▶ **PROBLEMS AND TASKS**
#1 Print the stretch of the essay on the Rorschach Effect in politics from "The Anna Hazare" through "slate no more.".
#2 In the essay on the Rorschach Effect in politics, which war were lefty pacifists disappointed to see Obama step up?
#3 Pick up the essay on the Rorschach Effect in politics after its final sentence and write the next part.

The intellectual laziness here is obvious. We make him our hero though we know little else about him, and when his weird history comes to light, we rationalise it away. We ignore the fact that the Lokpal Bill, which he is fighting for, does nothing to tackle the root causes of corruption, and might actually be a step in the wrong direction. We treat attacks on our new hero—if the behaviour of some of his defenders on TV is anything to go by—as personal attacks on us. We start dealing in absolutes, as if anyone against Hazare must, by default, be a supporter of corruption and the status quo.

The Anna Hazare phenomenon is what one could term the Rorschach Effect in Politics. A couple of years ago, Barack Obama wisely pointed out, “I am like a Rorschach test.” During his presidential campaign, his supporters saw in him whatever they wanted to: an anti-Bush, a liberal messiah, a pragmatic and non-partisan moderate, and suchlike, some of it without any evidence, some of it contradictory. (Similarly, his opponents projected their fears or fantasies onto him.) Needless to say, when he did come to power, he disappointed many who had voted for him, because hey, he couldn’t possibly live up to being everything to everybody. (For example, lefty pacifists were disappointed that he stepped up the war in Afghanistan, even though that’s exactly what he said he’d do while campaigning.) He was a blank slate no more.

Hazare is a similar beneficiary of the Rorschach Effect. Although he has been an activist for decades, he’s exploded into the national consciousness in just the last few weeks. And a politically powerless middle class has projected its hopes, its self-righteousness and its sense of moral superiority onto him. But Hazare is no Mahatma Gandhi, and I think disillusionment, both with the man and the Lokpal Bill, is bound to set in sooner or later. Unless indifference and apathy precede it.

*  *  *  *

Another of Rorschach’s children is Rahul Gandhi. He’s been hailed as a youth icon and the face of new India, and Page 3 celebs routinely describe him as one of their favourite politicians. But apart from the fact that he’s good looking and belongs to the Nehru-Gandhi family, we know very little about him. What are the values that he stands for? What are his views on economic freedom and the license raj? What are his views on freedom of speech? (If he supports it, is he then in favour of repealing the ban on Satanic Verses?) What does he feel about reservations? (He has spoken out against the caste system, and reservations do, after all, perpetuate discrimination on the basis of caste.) He has spoken out for inner-party democracy, which India needs so badly, but is he doing anything to drive the Congress towards a system where party leaders are elected from below, not anointed from above? Does he hope to be prime minister one day? If so, why? What kind of a person is he, really?

Gandhi is as blank a slate as you can get, in the sense that he won’t address any of these issues, and most of the public pronouncements we hear from him are platitudes that express good intention, which is meaningless. If that is a deliberate political strategy, it is masterful. Whether it will work, in this age of identity politics when votebanks are fragmented and all politics is local, is uncertain. But I guarantee you one thing: he’ll have middle-class support.

▶ **DATA SUPPLIED**
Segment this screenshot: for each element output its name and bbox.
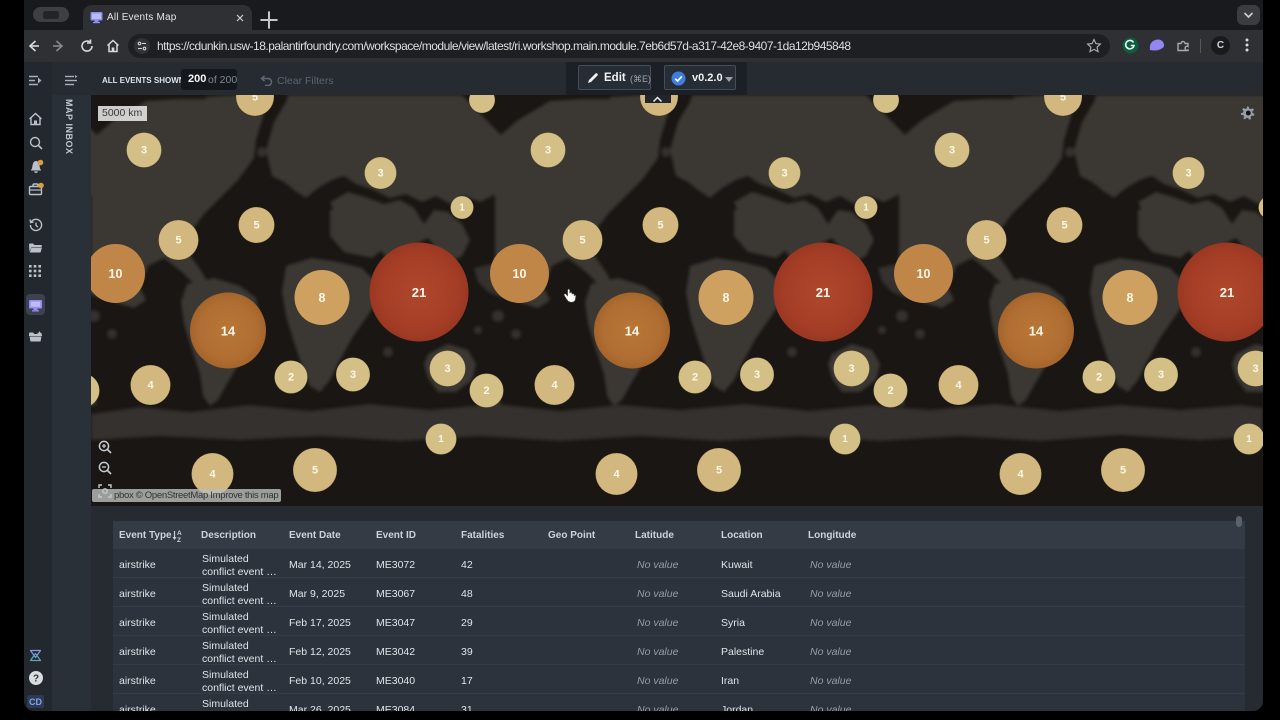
svg-text:Z: Z [177,537,181,542]
svg-text:?: ? [32,674,38,685]
svg-text:A: A [177,530,182,537]
svg-text:CD: CD [29,696,42,706]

▶ **ANSWERS PER TASK**
#1
The Anna Hazare phenomenon is what one could term the Rorschach Effect in Politics. A couple of years ago, Barack Obama wisely pointed out, “I am like a Rorschach test.” During his presidential campaign, his supporters saw in him whatever they wanted to: an anti-Bush, a liberal messiah, a pragmatic and non-partisan moderate, and suchlike, some of it without any evidence, some of it contradictory. (Similarly, his opponents projected their fears or fantasies onto him.) Needless to say, when he did come to power, he disappointed many who had voted for him, because hey, he couldn’t possibly live up to being everything to everybody. (For example, lefty pacifists were disappointed that he stepped up the war in Afghanistan, even though that’s exactly what he said he’d do while campaigning.) He was a blank slate no more.

#2 The war in Afghanistan.

#3
*  *  *  *

My column today is meant to address the nature of middle-class support for Anna Hazare, not the folly of it,  but if you’re interested in checking out some of the arguments against it, do read these pieces by me, Mohit Satyanand, Pratap Bhanu Mehta, Shuddhabrata Sengupta and Salil Tripathi. A common response to these has been: At least Hazare is doing something; what solution do you offer?

My response to that is that firstly, as the pieces above argue, the solution he is offering could actually make the problem worse, and are a step in the wrong direction. That is reason enough to oppose it without needing to propose an alternative. Secondly, the alternative is obvious: if we are to tackle the root cause of corruption, then we should campaign against excess government power and discretion, starting with any particular domain that grabs our fancy. That said, I don’t think I’ll see Anna Hazare go on hunger strike anytime soon protesting against the license-and-permit raj or all the redundant rent-seeking ministries in government. And while I will continue writing about these issues, as I have for years in the only form of protest most writers are capable of, I will not be going on a hunger strike anytime soon. Why risk acidity?

Where Anna Hazare Gets It Wrong

This is the 31st installment of Viewfinder, my weekly column for Yahoo! India, which resumes this week. It was published on April 14.

Today’s column begins with a fashion update: A ribbed, silk green gown from Vivienne Westwood’s spring/summer 2010 collection has been selected as Fashion Museum’s Dress of the Year. Androgyny has become the latest trend on the catwalks. In India, The Times of India, who should know, informs us that “yellows are in.” And oh, have you heard about Anna Hazare? He’s quite the flavour of the month.

Yes, that’s right, I’m an Anna Hazare cynic. I understand that like Yuvraj Singh, he’s in the zone right now. I get it that he stands for the battle against corruption, one of India’s gravest problems. But I’m amused that most people supporting him haven’t read and understood the draft of the Jan Lokpal Bill, which Hazare has been fighting for. I’m appalled that they don’t understand that this bill does nothing to fight the root causes of corruption, and may instead add to the problem. And yes, I’d be astounded if they care about this bill or the man two weeks from now, when the fashion would have changed, yellows would be out, and purples would be, like, so in.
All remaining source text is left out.